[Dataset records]
★ ★ ★ ★
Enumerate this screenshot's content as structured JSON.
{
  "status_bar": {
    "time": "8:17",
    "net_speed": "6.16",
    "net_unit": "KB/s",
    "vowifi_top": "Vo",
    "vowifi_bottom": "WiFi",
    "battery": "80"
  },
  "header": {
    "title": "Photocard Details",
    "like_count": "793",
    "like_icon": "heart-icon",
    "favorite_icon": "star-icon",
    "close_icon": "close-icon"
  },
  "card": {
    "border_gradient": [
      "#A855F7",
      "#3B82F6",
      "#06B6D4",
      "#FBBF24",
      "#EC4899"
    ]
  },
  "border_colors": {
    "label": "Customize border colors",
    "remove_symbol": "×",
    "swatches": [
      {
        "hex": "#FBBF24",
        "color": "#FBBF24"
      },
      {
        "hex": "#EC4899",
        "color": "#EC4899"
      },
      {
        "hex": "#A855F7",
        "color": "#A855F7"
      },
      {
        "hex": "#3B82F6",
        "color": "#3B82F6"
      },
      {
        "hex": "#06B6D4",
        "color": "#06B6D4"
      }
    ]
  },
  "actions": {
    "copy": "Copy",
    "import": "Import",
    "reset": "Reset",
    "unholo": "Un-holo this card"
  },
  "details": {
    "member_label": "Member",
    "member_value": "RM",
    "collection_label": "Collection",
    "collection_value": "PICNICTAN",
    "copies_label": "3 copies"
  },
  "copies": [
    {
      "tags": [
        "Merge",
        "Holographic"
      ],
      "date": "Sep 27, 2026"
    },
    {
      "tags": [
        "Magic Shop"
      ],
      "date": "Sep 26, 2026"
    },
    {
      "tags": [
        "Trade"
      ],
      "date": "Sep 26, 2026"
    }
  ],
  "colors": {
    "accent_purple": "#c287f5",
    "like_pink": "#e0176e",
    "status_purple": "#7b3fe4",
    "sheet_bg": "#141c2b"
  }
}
★ ★ ★ ★
Stated goal — Transcribe every entry exactly.

Task result —
Enumerate this screenshot's content as structured JSON.
{
  "status_bar": {
    "time": "8:17",
    "net_speed": "6.16",
    "net_unit": "KB/s",
    "vowifi_top": "Vo",
    "vowifi_bottom": "WiFi",
    "battery": "80"
  },
  "header": {
    "title": "Photocard Details",
    "like_count": "793",
    "like_icon": "heart-icon",
    "favorite_icon": "star-icon",
    "close_icon": "close-icon"
  },
  "card": {
    "border_gradient": [
      "#A855F7",
      "#3B82F6",
      "#06B6D4",
      "#FBBF24",
      "#EC4899"
    ]
  },
  "border_colors": {
    "label": "Customize border colors",
    "remove_symbol": "×",
    "swatches": [
      {
        "hex": "#FBBF24",
        "color": "#FBBF24"
      },
      {
        "hex": "#EC4899",
        "color": "#EC4899"
      },
      {
        "hex": "#A855F7",
        "color": "#A855F7"
      },
      {
        "hex": "#3B82F6",
        "color": "#3B82F6"
      },
      {
        "hex": "#06B6D4",
        "color": "#06B6D4"
      }
    ]
  },
  "actions": {
    "copy": "Copy",
    "import": "Import",
    "reset": "Reset",
    "unholo": "Un-holo this card"
  },
  "details": {
    "member_label": "Member",
    "member_value": "RM",
    "collection_label": "Collection",
    "collection_value": "PICNICTAN",
    "copies_label": "3 copies"
  },
  "copies": [
    {
      "tags": [
        "Merge",
        "Holographic"
      ],
      "date": "Sep 27, 2026"
    },
    {
      "tags": [
        "Magic Shop"
      ],
      "date": "Sep 26, 2026"
    },
    {
      "tags": [
        "Trade"
      ],
      "date": "Sep 26, 2026"
    }
  ],
  "colors": {
    "accent_purple": "#c287f5",
    "like_pink": "#e0176e",
    "status_purple": "#7b3fe4",
    "sheet_bg": "#141c2b"
  }
}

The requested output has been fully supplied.